SUPPLIED RECORDS:
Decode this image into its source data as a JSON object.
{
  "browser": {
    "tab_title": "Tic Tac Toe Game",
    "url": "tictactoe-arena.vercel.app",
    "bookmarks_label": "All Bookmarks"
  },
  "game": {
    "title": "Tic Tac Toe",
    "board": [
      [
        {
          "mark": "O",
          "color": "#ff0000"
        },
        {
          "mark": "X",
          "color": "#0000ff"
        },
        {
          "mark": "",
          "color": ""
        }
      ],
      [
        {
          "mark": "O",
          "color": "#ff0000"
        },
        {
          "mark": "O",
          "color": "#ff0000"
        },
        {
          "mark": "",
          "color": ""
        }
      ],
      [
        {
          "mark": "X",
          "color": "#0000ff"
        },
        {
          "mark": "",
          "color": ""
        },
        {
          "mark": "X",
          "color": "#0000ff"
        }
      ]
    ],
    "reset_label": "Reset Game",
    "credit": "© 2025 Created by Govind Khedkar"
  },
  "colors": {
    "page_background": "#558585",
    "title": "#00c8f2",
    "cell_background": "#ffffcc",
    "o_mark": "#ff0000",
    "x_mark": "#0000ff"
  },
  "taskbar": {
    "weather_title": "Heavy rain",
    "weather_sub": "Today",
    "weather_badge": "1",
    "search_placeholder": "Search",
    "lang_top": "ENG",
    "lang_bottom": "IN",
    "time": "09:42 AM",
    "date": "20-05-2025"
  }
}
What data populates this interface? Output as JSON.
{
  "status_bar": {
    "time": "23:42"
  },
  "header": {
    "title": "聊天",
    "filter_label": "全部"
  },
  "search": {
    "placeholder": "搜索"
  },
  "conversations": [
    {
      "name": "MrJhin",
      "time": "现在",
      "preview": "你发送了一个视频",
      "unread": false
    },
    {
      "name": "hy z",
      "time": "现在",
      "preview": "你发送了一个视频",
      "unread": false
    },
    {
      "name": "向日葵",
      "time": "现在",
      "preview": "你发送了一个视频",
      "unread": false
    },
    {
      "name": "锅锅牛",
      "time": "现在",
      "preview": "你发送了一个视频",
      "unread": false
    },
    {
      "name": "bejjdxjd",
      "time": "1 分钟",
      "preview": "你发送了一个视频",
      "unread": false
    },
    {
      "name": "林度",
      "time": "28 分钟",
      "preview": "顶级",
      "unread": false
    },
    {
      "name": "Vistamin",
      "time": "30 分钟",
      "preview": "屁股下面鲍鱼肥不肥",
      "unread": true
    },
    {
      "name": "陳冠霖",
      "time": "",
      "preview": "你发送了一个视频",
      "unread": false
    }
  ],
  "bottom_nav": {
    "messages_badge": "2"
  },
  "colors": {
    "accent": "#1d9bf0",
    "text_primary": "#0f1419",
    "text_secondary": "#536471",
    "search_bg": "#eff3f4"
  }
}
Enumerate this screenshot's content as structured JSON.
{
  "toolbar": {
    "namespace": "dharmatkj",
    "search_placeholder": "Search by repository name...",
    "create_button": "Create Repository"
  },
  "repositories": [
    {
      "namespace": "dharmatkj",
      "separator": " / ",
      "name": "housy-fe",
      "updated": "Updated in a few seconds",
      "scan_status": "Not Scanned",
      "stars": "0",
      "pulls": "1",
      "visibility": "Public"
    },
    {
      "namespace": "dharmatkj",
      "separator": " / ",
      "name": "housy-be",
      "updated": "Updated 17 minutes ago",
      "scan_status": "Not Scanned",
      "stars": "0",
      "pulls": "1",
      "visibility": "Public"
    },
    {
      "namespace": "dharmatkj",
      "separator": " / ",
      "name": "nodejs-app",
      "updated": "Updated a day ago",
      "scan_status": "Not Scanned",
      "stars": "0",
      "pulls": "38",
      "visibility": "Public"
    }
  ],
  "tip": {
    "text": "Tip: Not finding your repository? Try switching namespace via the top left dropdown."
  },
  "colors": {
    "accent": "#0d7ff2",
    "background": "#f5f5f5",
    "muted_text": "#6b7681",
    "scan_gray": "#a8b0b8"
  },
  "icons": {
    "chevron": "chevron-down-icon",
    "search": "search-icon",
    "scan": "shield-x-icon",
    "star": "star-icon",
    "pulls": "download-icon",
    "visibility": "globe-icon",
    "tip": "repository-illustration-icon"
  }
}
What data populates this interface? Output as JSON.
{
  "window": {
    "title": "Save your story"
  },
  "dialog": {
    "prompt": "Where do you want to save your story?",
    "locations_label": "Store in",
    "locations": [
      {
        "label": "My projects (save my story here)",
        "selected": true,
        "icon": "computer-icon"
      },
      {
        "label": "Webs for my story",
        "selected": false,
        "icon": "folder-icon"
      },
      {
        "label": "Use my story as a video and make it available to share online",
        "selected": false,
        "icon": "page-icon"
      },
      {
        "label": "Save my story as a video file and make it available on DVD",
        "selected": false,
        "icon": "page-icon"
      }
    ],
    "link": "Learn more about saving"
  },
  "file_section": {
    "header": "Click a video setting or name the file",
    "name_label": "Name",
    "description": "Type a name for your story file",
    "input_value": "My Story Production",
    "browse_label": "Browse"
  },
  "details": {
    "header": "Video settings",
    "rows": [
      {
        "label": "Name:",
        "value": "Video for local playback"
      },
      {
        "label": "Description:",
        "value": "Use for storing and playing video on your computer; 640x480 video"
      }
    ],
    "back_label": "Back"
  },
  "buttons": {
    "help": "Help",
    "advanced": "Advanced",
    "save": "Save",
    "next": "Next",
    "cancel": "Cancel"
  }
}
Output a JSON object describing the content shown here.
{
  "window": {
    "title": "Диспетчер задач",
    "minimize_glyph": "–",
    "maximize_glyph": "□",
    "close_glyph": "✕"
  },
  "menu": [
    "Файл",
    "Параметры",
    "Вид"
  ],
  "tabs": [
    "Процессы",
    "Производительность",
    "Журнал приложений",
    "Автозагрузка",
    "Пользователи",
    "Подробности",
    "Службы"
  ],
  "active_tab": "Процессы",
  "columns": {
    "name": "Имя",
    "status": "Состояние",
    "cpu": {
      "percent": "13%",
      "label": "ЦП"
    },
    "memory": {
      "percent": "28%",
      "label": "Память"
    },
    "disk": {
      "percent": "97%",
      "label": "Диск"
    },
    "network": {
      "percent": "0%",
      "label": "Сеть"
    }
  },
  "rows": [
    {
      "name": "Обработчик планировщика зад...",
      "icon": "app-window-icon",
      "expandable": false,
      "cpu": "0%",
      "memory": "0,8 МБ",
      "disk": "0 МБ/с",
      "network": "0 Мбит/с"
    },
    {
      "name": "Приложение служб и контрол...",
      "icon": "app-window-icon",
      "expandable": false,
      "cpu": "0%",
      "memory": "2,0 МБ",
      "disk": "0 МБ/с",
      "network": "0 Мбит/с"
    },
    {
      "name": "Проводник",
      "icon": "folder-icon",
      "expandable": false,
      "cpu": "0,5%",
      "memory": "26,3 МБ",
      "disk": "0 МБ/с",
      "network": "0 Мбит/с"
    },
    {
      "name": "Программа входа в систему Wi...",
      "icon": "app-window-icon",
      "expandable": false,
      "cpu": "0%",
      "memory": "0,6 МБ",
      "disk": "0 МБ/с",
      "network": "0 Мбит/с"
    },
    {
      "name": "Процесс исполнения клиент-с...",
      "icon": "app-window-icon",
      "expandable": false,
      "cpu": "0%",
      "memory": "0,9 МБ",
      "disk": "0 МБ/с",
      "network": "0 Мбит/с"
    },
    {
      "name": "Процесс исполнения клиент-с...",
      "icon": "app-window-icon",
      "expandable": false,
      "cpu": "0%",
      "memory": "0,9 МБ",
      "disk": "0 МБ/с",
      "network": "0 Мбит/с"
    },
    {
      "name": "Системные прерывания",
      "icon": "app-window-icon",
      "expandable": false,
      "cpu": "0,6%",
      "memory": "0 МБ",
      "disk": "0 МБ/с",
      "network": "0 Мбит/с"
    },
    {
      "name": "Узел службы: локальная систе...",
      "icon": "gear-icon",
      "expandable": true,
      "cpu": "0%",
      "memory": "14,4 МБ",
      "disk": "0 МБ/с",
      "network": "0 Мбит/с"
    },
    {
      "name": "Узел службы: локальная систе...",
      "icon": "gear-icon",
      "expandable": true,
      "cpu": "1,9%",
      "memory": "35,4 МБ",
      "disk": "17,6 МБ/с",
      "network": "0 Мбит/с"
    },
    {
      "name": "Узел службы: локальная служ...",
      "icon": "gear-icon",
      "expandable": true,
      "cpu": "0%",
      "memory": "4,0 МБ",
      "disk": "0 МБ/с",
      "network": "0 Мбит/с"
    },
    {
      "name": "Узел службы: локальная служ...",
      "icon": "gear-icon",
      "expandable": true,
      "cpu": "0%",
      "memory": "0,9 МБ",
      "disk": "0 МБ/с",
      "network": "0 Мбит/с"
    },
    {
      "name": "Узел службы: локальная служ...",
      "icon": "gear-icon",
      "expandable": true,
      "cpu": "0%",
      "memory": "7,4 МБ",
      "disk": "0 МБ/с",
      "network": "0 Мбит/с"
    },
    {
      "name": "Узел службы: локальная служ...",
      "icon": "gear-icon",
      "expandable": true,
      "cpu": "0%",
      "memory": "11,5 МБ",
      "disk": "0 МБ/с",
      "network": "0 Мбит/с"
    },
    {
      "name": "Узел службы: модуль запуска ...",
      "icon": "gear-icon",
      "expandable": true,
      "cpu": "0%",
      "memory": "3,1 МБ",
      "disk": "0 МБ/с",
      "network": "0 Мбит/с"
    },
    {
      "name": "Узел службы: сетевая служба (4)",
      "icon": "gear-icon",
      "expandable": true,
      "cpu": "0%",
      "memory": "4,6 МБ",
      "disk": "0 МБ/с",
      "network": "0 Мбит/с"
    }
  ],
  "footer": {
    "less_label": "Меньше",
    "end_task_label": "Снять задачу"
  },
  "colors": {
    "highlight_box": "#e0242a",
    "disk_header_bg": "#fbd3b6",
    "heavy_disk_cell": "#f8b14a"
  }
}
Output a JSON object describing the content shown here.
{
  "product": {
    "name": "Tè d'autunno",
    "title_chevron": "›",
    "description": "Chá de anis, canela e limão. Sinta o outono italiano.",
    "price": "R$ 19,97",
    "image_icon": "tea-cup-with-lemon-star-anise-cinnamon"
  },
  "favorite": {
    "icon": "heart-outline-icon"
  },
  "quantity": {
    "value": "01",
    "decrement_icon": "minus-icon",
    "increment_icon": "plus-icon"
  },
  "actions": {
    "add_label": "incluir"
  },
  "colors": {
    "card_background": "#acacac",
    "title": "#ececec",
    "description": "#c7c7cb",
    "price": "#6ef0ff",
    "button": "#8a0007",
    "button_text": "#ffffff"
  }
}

WHAT YOU HAVE TO DO: Copy every line in the records above that contains the word "updated".

ANSWER BELOW:
      "updated": "Updated in a few seconds",
      "updated": "Updated 17 minutes ago",
      "updated": "Updated a day ago",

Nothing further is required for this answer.